:: AVAILABLE RECORDS ::
^^^^
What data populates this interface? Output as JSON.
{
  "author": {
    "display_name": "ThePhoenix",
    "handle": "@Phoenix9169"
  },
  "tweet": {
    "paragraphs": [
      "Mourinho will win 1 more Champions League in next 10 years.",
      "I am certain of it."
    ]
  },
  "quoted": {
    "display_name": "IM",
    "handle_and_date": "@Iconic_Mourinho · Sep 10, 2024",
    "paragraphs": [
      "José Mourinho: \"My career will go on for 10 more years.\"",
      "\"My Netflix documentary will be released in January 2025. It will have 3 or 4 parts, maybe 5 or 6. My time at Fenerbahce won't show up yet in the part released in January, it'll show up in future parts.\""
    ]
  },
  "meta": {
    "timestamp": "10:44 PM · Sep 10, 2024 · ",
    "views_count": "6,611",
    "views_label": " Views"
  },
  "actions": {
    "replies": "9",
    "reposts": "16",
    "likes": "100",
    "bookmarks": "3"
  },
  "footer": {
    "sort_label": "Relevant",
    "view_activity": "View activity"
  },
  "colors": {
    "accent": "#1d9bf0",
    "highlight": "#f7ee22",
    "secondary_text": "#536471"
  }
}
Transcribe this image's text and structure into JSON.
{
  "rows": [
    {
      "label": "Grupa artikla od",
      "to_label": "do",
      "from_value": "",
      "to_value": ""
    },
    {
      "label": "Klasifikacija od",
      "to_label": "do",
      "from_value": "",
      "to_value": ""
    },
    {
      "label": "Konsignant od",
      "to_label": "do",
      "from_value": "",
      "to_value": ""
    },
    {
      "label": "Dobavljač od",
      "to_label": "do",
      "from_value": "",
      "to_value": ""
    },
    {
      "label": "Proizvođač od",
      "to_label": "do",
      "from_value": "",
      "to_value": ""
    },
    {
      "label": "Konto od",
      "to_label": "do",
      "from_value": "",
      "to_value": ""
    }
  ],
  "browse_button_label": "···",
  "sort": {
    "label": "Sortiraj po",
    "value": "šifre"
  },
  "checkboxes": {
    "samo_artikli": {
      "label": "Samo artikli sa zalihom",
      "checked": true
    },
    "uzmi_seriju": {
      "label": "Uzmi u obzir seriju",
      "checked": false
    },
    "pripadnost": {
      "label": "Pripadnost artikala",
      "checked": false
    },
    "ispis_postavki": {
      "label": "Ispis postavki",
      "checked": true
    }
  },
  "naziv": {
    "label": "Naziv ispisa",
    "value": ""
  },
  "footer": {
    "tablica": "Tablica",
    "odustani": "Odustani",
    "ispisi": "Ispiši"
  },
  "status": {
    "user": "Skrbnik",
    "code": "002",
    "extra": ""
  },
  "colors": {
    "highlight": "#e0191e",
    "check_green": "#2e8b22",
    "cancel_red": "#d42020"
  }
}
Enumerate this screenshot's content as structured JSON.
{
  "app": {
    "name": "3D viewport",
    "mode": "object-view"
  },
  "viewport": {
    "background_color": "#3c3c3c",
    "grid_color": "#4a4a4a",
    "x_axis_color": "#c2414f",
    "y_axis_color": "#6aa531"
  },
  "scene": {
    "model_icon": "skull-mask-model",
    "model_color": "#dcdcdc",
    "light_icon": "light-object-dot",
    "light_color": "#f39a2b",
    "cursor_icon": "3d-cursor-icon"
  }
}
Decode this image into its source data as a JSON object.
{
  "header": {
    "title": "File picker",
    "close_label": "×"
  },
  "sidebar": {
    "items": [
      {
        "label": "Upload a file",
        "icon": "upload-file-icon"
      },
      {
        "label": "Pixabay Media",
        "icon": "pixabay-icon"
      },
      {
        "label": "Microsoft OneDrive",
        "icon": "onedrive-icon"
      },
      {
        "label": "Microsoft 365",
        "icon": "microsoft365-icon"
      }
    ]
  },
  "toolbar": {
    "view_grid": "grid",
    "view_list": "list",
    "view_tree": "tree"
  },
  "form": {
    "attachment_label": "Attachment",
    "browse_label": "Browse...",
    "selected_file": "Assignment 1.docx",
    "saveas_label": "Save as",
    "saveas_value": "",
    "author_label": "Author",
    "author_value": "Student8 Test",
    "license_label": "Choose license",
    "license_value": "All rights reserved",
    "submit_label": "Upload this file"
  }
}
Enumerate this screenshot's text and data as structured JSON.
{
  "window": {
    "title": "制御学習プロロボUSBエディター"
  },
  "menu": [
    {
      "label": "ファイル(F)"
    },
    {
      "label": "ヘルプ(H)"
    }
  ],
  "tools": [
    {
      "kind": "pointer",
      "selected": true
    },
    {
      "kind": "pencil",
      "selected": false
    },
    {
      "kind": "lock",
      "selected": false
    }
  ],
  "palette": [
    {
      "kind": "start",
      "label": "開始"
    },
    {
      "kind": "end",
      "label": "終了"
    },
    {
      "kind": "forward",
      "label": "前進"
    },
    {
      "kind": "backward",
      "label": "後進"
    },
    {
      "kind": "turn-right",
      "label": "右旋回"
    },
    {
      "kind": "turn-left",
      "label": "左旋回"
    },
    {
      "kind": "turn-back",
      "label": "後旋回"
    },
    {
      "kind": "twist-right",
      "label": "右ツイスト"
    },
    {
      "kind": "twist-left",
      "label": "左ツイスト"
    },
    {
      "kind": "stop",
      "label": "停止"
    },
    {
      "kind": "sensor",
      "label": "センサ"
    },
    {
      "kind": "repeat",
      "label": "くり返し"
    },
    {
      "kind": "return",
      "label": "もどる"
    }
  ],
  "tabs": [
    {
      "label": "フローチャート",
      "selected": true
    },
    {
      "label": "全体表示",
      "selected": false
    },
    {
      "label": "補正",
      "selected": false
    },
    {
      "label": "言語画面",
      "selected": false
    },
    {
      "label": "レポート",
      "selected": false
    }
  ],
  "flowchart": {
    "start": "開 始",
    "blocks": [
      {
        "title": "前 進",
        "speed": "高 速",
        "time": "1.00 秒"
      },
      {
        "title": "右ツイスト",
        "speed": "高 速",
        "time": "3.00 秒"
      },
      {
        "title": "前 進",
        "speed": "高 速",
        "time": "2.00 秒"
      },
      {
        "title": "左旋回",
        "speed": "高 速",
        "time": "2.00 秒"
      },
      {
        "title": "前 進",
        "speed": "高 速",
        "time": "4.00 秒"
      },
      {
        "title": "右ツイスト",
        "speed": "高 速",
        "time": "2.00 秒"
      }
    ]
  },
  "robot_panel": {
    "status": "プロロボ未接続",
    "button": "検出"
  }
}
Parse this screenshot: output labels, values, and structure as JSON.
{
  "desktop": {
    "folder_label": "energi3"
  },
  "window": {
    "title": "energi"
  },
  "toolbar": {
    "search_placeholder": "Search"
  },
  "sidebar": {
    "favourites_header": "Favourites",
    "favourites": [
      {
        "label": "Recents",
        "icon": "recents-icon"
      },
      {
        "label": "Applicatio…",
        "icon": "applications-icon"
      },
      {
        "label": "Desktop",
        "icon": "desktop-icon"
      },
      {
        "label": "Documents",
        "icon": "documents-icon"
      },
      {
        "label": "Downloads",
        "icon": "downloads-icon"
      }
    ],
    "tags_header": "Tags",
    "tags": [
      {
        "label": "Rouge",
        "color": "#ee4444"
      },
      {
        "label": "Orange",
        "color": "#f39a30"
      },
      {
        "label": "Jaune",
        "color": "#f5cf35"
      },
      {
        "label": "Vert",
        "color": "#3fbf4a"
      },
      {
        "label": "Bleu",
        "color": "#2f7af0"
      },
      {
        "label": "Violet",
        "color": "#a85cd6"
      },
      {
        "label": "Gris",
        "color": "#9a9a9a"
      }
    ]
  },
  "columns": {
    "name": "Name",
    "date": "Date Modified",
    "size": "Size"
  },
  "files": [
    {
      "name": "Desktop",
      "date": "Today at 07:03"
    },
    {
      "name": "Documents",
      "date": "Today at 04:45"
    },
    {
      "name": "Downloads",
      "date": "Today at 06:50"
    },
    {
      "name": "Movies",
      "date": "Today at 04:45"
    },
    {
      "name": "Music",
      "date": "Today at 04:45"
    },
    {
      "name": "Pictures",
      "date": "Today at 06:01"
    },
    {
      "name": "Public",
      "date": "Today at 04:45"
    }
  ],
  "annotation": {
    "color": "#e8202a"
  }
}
^^^^
Copy out each line in the preceding records that contains "image".

Transcribe this image's text and structure into JSON.
Decode this image into its source data as a JSON object.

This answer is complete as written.